= Extracted entries =
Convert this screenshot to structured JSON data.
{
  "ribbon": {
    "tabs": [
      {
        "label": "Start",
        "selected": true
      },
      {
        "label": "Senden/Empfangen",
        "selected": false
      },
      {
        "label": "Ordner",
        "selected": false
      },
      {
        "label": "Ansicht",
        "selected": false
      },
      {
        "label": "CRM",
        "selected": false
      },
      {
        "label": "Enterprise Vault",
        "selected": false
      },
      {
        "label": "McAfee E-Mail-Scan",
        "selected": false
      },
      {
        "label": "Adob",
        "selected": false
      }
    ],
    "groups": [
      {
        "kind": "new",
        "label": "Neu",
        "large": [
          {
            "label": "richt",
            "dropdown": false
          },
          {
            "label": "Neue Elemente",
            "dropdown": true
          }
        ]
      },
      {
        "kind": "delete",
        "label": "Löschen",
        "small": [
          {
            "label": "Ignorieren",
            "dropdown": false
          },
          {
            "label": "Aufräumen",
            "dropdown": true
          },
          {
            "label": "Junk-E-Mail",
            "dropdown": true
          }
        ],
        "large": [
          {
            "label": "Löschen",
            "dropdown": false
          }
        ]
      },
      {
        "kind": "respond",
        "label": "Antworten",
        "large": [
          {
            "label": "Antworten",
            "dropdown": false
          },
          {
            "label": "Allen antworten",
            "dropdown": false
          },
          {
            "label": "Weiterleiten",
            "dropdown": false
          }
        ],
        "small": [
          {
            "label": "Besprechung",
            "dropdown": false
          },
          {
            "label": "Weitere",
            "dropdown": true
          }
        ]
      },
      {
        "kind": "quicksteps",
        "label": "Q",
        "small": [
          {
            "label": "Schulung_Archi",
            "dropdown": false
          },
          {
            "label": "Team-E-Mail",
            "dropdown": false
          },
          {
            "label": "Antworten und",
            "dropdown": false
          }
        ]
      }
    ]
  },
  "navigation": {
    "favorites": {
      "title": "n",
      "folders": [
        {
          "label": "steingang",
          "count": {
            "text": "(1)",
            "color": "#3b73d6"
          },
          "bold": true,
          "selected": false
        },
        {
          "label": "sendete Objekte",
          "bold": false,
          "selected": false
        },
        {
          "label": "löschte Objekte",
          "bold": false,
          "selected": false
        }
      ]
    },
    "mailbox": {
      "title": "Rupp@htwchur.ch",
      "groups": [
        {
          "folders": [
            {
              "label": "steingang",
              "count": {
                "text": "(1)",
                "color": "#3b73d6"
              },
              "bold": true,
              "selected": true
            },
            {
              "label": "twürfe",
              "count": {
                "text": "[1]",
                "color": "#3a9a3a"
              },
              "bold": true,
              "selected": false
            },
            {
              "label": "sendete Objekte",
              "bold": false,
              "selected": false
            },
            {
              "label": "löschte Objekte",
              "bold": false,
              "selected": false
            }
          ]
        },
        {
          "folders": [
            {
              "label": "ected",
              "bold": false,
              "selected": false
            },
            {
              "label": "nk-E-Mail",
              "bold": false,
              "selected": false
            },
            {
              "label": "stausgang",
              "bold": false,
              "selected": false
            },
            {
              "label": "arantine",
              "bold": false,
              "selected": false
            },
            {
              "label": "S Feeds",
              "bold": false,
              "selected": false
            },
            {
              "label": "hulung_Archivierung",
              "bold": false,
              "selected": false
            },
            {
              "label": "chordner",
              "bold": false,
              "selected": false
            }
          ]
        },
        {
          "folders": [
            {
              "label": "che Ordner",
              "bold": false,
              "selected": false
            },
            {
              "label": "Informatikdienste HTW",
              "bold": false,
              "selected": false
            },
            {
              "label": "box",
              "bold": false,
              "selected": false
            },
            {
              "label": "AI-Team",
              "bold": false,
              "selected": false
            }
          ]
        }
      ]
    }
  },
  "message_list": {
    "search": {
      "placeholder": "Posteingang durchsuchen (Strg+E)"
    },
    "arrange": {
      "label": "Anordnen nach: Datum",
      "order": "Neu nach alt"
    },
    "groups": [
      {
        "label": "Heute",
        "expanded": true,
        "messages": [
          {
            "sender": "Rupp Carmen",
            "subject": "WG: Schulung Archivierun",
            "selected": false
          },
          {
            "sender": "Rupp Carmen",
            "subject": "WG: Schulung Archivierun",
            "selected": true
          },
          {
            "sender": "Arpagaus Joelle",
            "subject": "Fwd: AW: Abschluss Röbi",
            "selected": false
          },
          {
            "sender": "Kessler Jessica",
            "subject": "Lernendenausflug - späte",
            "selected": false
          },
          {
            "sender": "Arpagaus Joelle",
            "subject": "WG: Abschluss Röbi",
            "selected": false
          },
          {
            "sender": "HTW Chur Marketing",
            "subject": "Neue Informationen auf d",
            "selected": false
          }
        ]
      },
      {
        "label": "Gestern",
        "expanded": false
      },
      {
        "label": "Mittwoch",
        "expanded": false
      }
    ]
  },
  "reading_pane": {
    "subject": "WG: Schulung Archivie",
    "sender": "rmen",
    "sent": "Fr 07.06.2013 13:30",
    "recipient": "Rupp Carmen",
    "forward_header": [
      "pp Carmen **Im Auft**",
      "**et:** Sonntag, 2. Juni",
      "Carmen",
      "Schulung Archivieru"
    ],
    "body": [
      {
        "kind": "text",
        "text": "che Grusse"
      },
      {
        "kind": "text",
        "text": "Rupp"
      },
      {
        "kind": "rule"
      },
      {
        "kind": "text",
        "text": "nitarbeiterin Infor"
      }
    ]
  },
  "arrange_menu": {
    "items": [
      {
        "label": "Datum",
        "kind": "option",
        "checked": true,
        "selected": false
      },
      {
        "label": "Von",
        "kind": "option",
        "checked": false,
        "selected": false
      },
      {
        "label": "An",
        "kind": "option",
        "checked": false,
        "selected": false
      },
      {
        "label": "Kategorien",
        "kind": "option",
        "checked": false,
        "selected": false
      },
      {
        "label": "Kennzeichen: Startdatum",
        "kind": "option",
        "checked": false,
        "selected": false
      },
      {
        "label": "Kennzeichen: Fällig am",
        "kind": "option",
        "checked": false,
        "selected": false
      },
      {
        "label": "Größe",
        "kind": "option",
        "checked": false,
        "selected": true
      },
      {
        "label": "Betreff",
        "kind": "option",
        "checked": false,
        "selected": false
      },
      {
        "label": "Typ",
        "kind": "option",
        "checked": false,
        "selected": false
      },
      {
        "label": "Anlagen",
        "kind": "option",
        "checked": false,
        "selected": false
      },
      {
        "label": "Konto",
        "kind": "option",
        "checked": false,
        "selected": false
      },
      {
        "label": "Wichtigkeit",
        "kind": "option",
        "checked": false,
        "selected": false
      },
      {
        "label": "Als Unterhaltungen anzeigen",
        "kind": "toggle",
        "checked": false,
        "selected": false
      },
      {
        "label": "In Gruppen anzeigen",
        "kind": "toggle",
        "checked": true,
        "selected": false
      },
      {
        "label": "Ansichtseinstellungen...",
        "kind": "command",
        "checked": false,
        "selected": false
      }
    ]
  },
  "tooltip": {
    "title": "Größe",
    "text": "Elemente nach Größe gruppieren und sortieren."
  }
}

= Problem details =
Go through the records and print each one exactly.

= Expected answer =
Convert this screenshot to structured JSON data.
{
  "ribbon": {
    "tabs": [
      {
        "label": "Start",
        "selected": true
      },
      {
        "label": "Senden/Empfangen",
        "selected": false
      },
      {
        "label": "Ordner",
        "selected": false
      },
      {
        "label": "Ansicht",
        "selected": false
      },
      {
        "label": "CRM",
        "selected": false
      },
      {
        "label": "Enterprise Vault",
        "selected": false
      },
      {
        "label": "McAfee E-Mail-Scan",
        "selected": false
      },
      {
        "label": "Adob",
        "selected": false
      }
    ],
    "groups": [
      {
        "kind": "new",
        "label": "Neu",
        "large": [
          {
            "label": "richt",
            "dropdown": false
          },
          {
            "label": "Neue Elemente",
            "dropdown": true
          }
        ]
      },
      {
        "kind": "delete",
        "label": "Löschen",
        "small": [
          {
            "label": "Ignorieren",
            "dropdown": false
          },
          {
            "label": "Aufräumen",
            "dropdown": true
          },
          {
            "label": "Junk-E-Mail",
            "dropdown": true
          }
        ],
        "large": [
          {
            "label": "Löschen",
            "dropdown": false
          }
        ]
      },
      {
        "kind": "respond",
        "label": "Antworten",
        "large": [
          {
            "label": "Antworten",
            "dropdown": false
          },
          {
            "label": "Allen antworten",
            "dropdown": false
          },
          {
            "label": "Weiterleiten",
            "dropdown": false
          }
        ],
        "small": [
          {
            "label": "Besprechung",
            "dropdown": false
          },
          {
            "label": "Weitere",
            "dropdown": true
          }
        ]
      },
      {
        "kind": "quicksteps",
        "label": "Q",
        "small": [
          {
            "label": "Schulung_Archi",
            "dropdown": false
          },
          {
            "label": "Team-E-Mail",
            "dropdown": false
          },
          {
            "label": "Antworten und",
            "dropdown": false
          }
        ]
      }
    ]
  },
  "navigation": {
    "favorites": {
      "title": "n",
      "folders": [
        {
          "label": "steingang",
          "count": {
            "text": "(1)",
            "color": "#3b73d6"
          },
          "bold": true,
          "selected": false
        },
        {
          "label": "sendete Objekte",
          "bold": false,
          "selected": false
        },
        {
          "label": "löschte Objekte",
          "bold": false,
          "selected": false
        }
      ]
    },
    "mailbox": {
      "title": "Rupp@htwchur.ch",
      "groups": [
        {
          "folders": [
            {
              "label": "steingang",
              "count": {
                "text": "(1)",
                "color": "#3b73d6"
              },
              "bold": true,
              "selected": true
            },
            {
              "label": "twürfe",
              "count": {
                "text": "[1]",
                "color": "#3a9a3a"
              },
              "bold": true,
              "selected": false
            },
            {
              "label": "sendete Objekte",
              "bold": false,
              "selected": false
            },
            {
              "label": "löschte Objekte",
              "bold": false,
              "selected": false
            }
          ]
        },
        {
          "folders": [
            {
              "label": "ected",
              "bold": false,
              "selected": false
            },
            {
              "label": "nk-E-Mail",
              "bold": false,
              "selected": false
            },
            {
              "label": "stausgang",
              "bold": false,
              "selected": false
            },
            {
              "label": "arantine",
              "bold": false,
              "selected": false
            },
            {
              "label": "S Feeds",
              "bold": false,
              "selected": false
            },
            {
              "label": "hulung_Archivierung",
              "bold": false,
              "selected": false
            },
            {
              "label": "chordner",
              "bold": false,
              "selected": false
            }
          ]
        },
        {
          "folders": [
            {
              "label": "che Ordner",
              "bold": false,
              "selected": false
            },
            {
              "label": "Informatikdienste HTW",
              "bold": false,
              "selected": false
            },
            {
              "label": "box",
              "bold": false,
              "selected": false
            },
            {
              "label": "AI-Team",
              "bold": false,
              "selected": false
            }
          ]
        }
      ]
    }
  },
  "message_list": {
    "search": {
      "placeholder": "Posteingang durchsuchen (Strg+E)"
    },
    "arrange": {
      "label": "Anordnen nach: Datum",
      "order": "Neu nach alt"
    },
    "groups": [
      {
        "label": "Heute",
        "expanded": true,
        "messages": [
          {
            "sender": "Rupp Carmen",
            "subject": "WG: Schulung Archivierun",
            "selected": false
          },
          {
            "sender": "Rupp Carmen",
            "subject": "WG: Schulung Archivierun",
            "selected": true
          },
          {
            "sender": "Arpagaus Joelle",
            "subject": "Fwd: AW: Abschluss Röbi",
            "selected": false
          },
          {
            "sender": "Kessler Jessica",
            "subject": "Lernendenausflug - späte",
            "selected": false
          },
          {
            "sender": "Arpagaus Joelle",
            "subject": "WG: Abschluss Röbi",
            "selected": false
          },
          {
            "sender": "HTW Chur Marketing",
            "subject": "Neue Informationen auf d",
            "selected": false
          }
        ]
      },
      {
        "label": "Gestern",
        "expanded": false
      },
      {
        "label": "Mittwoch",
        "expanded": false
      }
    ]
  },
  "reading_pane": {
    "subject": "WG: Schulung Archivie",
    "sender": "rmen",
    "sent": "Fr 07.06.2013 13:30",
    "recipient": "Rupp Carmen",
    "forward_header": [
      "pp Carmen **Im Auft**",
      "**et:** Sonntag, 2. Juni",
      "Carmen",
      "Schulung Archivieru"
    ],
    "body": [
      {
        "kind": "text",
        "text": "che Grusse"
      },
      {
        "kind": "text",
        "text": "Rupp"
      },
      {
        "kind": "rule"
      },
      {
        "kind": "text",
        "text": "nitarbeiterin Infor"
      }
    ]
  },
  "arrange_menu": {
    "items": [
      {
        "label": "Datum",
        "kind": "option",
        "checked": true,
        "selected": false
      },
      {
        "label": "Von",
        "kind": "option",
        "checked": false,
        "selected": false
      },
      {
        "label": "An",
        "kind": "option",
        "checked": false,
        "selected": false
      },
      {
        "label": "Kategorien",
        "kind": "option",
        "checked": false,
        "selected": false
      },
      {
        "label": "Kennzeichen: Startdatum",
        "kind": "option",
        "checked": false,
        "selected": false
      },
      {
        "label": "Kennzeichen: Fällig am",
        "kind": "option",
        "checked": false,
        "selected": false
      },
      {
        "label": "Größe",
        "kind": "option",
        "checked": false,
        "selected": true
      },
      {
        "label": "Betreff",
        "kind": "option",
        "checked": false,
        "selected": false
      },
      {
        "label": "Typ",
        "kind": "option",
        "checked": false,
        "selected": false
      },
      {
        "label": "Anlagen",
        "kind": "option",
        "checked": false,
        "selected": false
      },
      {
        "label": "Konto",
        "kind": "option",
        "checked": false,
        "selected": false
      },
      {
        "label": "Wichtigkeit",
        "kind": "option",
        "checked": false,
        "selected": false
      },
      {
        "label": "Als Unterhaltungen anzeigen",
        "kind": "toggle",
        "checked": false,
        "selected": false
      },
      {
        "label": "In Gruppen anzeigen",
        "kind": "toggle",
        "checked": true,
        "selected": false
      },
      {
        "label": "Ansichtseinstellungen...",
        "kind": "command",
        "checked": false,
        "selected": false
      }
    ]
  },
  "tooltip": {
    "title": "Größe",
    "text": "Elemente nach Größe gruppieren und sortieren."
  }
}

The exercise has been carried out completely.